=== Information supplied ===

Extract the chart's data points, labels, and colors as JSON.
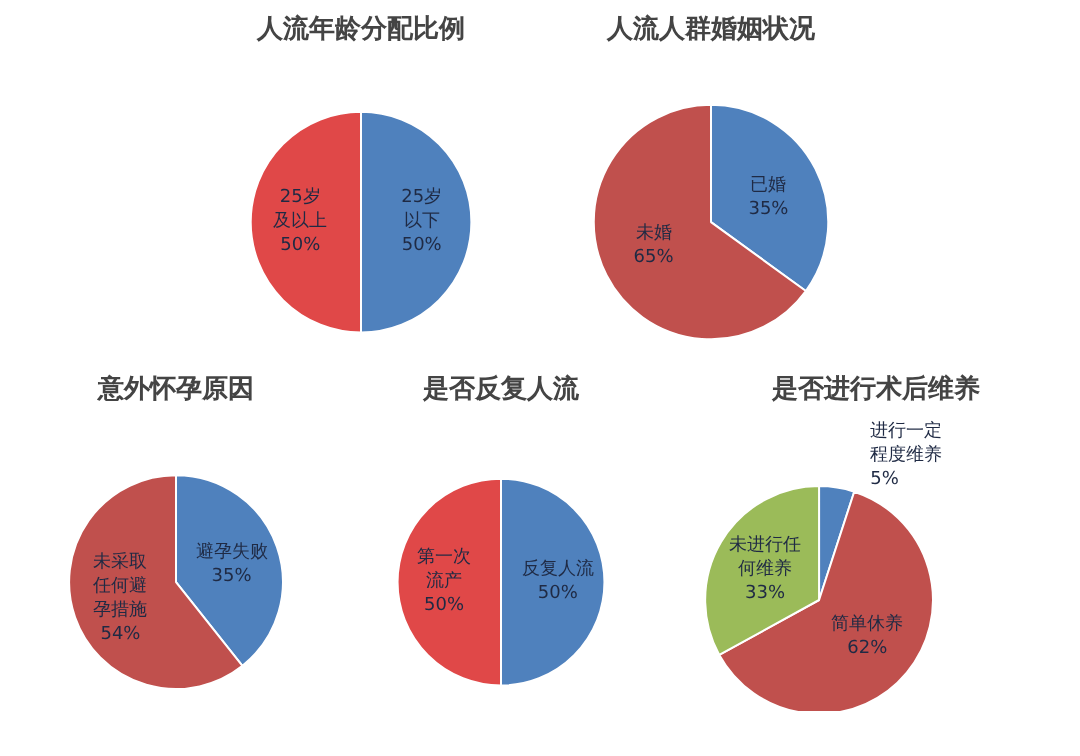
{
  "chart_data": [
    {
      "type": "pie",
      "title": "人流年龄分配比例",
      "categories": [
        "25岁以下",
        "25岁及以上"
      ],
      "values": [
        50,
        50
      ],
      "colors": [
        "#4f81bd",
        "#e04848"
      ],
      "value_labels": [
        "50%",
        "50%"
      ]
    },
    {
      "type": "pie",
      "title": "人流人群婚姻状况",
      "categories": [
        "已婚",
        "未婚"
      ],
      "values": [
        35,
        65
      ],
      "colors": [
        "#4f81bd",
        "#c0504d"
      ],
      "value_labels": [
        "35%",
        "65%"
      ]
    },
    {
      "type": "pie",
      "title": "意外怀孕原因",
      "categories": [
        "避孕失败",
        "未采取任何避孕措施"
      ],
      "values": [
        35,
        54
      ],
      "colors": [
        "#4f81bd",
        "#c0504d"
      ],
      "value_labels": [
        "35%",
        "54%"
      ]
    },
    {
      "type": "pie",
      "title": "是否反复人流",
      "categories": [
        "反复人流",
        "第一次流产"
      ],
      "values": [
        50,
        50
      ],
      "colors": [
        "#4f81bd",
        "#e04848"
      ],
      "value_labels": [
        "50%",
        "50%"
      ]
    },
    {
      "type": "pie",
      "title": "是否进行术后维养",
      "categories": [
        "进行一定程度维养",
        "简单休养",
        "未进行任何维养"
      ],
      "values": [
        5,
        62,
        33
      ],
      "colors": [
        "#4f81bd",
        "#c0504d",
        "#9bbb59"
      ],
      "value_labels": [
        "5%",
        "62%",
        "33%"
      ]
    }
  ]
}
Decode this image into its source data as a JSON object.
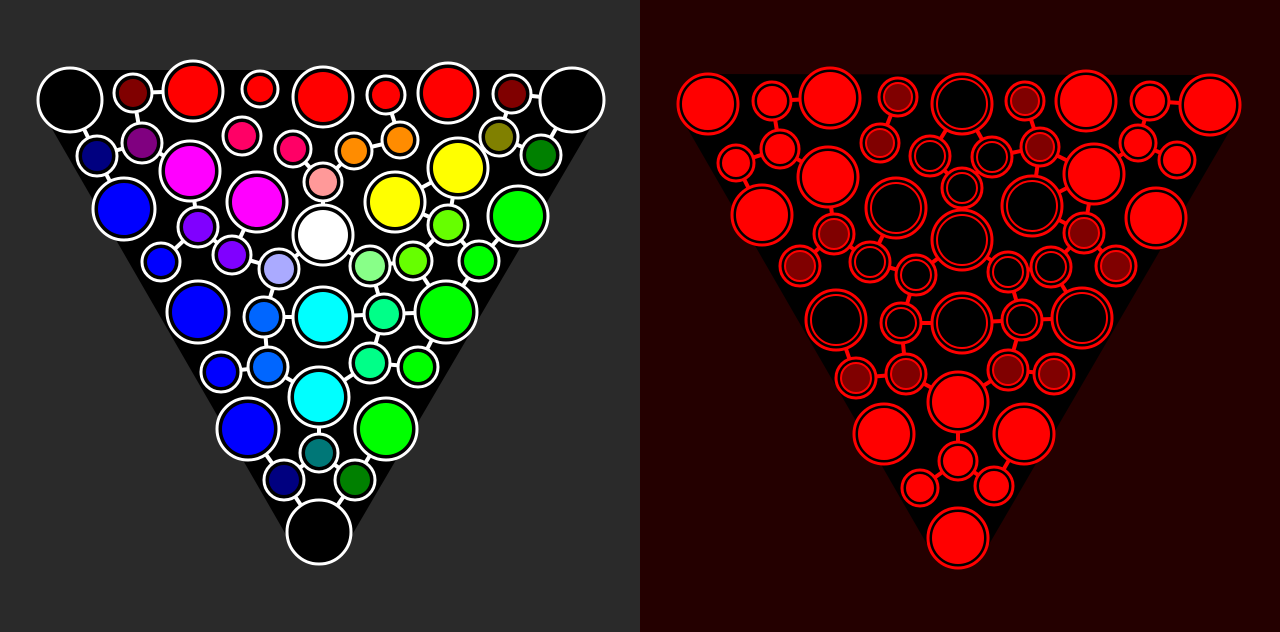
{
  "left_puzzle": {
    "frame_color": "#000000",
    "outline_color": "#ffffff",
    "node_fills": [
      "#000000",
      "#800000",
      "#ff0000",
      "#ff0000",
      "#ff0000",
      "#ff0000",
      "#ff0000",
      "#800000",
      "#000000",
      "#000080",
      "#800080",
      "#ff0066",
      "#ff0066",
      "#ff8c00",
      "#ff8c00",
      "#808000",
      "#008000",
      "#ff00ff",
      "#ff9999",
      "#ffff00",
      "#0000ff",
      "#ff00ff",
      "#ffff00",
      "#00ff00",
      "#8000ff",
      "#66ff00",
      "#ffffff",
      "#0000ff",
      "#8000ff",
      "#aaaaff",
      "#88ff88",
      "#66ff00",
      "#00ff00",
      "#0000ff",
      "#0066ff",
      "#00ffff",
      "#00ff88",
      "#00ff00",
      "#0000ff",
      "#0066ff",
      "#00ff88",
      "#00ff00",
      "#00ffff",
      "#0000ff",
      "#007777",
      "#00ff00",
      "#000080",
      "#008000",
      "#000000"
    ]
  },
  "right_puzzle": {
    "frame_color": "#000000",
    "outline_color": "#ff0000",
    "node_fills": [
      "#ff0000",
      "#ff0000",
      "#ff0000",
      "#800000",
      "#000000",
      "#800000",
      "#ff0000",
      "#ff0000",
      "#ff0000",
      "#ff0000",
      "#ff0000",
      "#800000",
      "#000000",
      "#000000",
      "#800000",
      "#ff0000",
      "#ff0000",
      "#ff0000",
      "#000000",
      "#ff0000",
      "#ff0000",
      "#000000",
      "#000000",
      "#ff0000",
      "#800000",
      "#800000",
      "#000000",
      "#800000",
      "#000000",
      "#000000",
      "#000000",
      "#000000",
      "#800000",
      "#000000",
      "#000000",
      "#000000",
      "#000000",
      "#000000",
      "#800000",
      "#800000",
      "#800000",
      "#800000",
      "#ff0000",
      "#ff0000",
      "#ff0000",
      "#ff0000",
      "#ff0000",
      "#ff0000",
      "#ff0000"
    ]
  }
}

===

◆ Exercise task
Go through the listing above and quote it exactly, apart from its images.

◆ Solution to the exercise
Extract the chart's data points, labels, and colors as JSON.
{
  "chart_data": [
    {
      "type": "pie",
      "title": "人流年龄分配比例",
      "categories": [
        "25岁以下",
        "25岁及以上"
      ],
      "values": [
        50,
        50
      ],
      "colors": [
        "#4f81bd",
        "#e04848"
      ],
      "value_labels": [
        "50%",
        "50%"
      ]
    },
    {
      "type": "pie",
      "title": "人流人群婚姻状况",
      "categories": [
        "已婚",
        "未婚"
      ],
      "values": [
        35,
        65
      ],
      "colors": [
        "#4f81bd",
        "#c0504d"
      ],
      "value_labels": [
        "35%",
        "65%"
      ]
    },
    {
      "type": "pie",
      "title": "意外怀孕原因",
      "categories": [
        "避孕失败",
        "未采取任何避孕措施"
      ],
      "values": [
        35,
        54
      ],
      "colors": [
        "#4f81bd",
        "#c0504d"
      ],
      "value_labels": [
        "35%",
        "54%"
      ]
    },
    {
      "type": "pie",
      "title": "是否反复人流",
      "categories": [
        "反复人流",
        "第一次流产"
      ],
      "values": [
        50,
        50
      ],
      "colors": [
        "#4f81bd",
        "#e04848"
      ],
      "value_labels": [
        "50%",
        "50%"
      ]
    },
    {
      "type": "pie",
      "title": "是否进行术后维养",
      "categories": [
        "进行一定程度维养",
        "简单休养",
        "未进行任何维养"
      ],
      "values": [
        5,
        62,
        33
      ],
      "colors": [
        "#4f81bd",
        "#c0504d",
        "#9bbb59"
      ],
      "value_labels": [
        "5%",
        "62%",
        "33%"
      ]
    }
  ]
}
Decode this image into its source data as a JSON object.
{
  "left_puzzle": {
    "frame_color": "#000000",
    "outline_color": "#ffffff",
    "node_fills": [
      "#000000",
      "#800000",
      "#ff0000",
      "#ff0000",
      "#ff0000",
      "#ff0000",
      "#ff0000",
      "#800000",
      "#000000",
      "#000080",
      "#800080",
      "#ff0066",
      "#ff0066",
      "#ff8c00",
      "#ff8c00",
      "#808000",
      "#008000",
      "#ff00ff",
      "#ff9999",
      "#ffff00",
      "#0000ff",
      "#ff00ff",
      "#ffff00",
      "#00ff00",
      "#8000ff",
      "#66ff00",
      "#ffffff",
      "#0000ff",
      "#8000ff",
      "#aaaaff",
      "#88ff88",
      "#66ff00",
      "#00ff00",
      "#0000ff",
      "#0066ff",
      "#00ffff",
      "#00ff88",
      "#00ff00",
      "#0000ff",
      "#0066ff",
      "#00ff88",
      "#00ff00",
      "#00ffff",
      "#0000ff",
      "#007777",
      "#00ff00",
      "#000080",
      "#008000",
      "#000000"
    ]
  },
  "right_puzzle": {
    "frame_color": "#000000",
    "outline_color": "#ff0000",
    "node_fills": [
      "#ff0000",
      "#ff0000",
      "#ff0000",
      "#800000",
      "#000000",
      "#800000",
      "#ff0000",
      "#ff0000",
      "#ff0000",
      "#ff0000",
      "#ff0000",
      "#800000",
      "#000000",
      "#000000",
      "#800000",
      "#ff0000",
      "#ff0000",
      "#ff0000",
      "#000000",
      "#ff0000",
      "#ff0000",
      "#000000",
      "#000000",
      "#ff0000",
      "#800000",
      "#800000",
      "#000000",
      "#800000",
      "#000000",
      "#000000",
      "#000000",
      "#000000",
      "#800000",
      "#000000",
      "#000000",
      "#000000",
      "#000000",
      "#000000",
      "#800000",
      "#800000",
      "#800000",
      "#800000",
      "#ff0000",
      "#ff0000",
      "#ff0000",
      "#ff0000",
      "#ff0000",
      "#ff0000",
      "#ff0000"
    ]
  }
}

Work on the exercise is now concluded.